◆ RECORDS TO PROCESS
* * * * * * *

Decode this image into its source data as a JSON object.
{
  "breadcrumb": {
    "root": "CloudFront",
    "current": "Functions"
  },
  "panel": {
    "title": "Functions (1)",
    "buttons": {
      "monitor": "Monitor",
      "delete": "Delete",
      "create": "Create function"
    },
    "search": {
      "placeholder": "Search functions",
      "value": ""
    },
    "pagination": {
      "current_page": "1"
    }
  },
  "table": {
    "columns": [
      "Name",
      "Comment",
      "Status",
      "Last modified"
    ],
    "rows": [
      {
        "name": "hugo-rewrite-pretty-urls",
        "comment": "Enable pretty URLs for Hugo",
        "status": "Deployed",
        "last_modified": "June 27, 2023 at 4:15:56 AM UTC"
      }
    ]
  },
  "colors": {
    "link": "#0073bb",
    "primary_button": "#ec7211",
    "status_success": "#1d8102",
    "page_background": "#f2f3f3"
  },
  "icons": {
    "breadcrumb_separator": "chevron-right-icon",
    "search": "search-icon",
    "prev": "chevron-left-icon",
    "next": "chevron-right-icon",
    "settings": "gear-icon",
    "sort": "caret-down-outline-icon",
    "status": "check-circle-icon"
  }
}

* * * * * * *

◆ GIVEN REQUEST
Give the listing above again, word for word.

◆ ANSWER TO THIS PROBLEM
Decode this image into its source data as a JSON object.
{
  "breadcrumb": {
    "root": "CloudFront",
    "current": "Functions"
  },
  "panel": {
    "title": "Functions (1)",
    "buttons": {
      "monitor": "Monitor",
      "delete": "Delete",
      "create": "Create function"
    },
    "search": {
      "placeholder": "Search functions",
      "value": ""
    },
    "pagination": {
      "current_page": "1"
    }
  },
  "table": {
    "columns": [
      "Name",
      "Comment",
      "Status",
      "Last modified"
    ],
    "rows": [
      {
        "name": "hugo-rewrite-pretty-urls",
        "comment": "Enable pretty URLs for Hugo",
        "status": "Deployed",
        "last_modified": "June 27, 2023 at 4:15:56 AM UTC"
      }
    ]
  },
  "colors": {
    "link": "#0073bb",
    "primary_button": "#ec7211",
    "status_success": "#1d8102",
    "page_background": "#f2f3f3"
  },
  "icons": {
    "breadcrumb_separator": "chevron-right-icon",
    "search": "search-icon",
    "prev": "chevron-left-icon",
    "next": "chevron-right-icon",
    "settings": "gear-icon",
    "sort": "caret-down-outline-icon",
    "status": "check-circle-icon"
  }
}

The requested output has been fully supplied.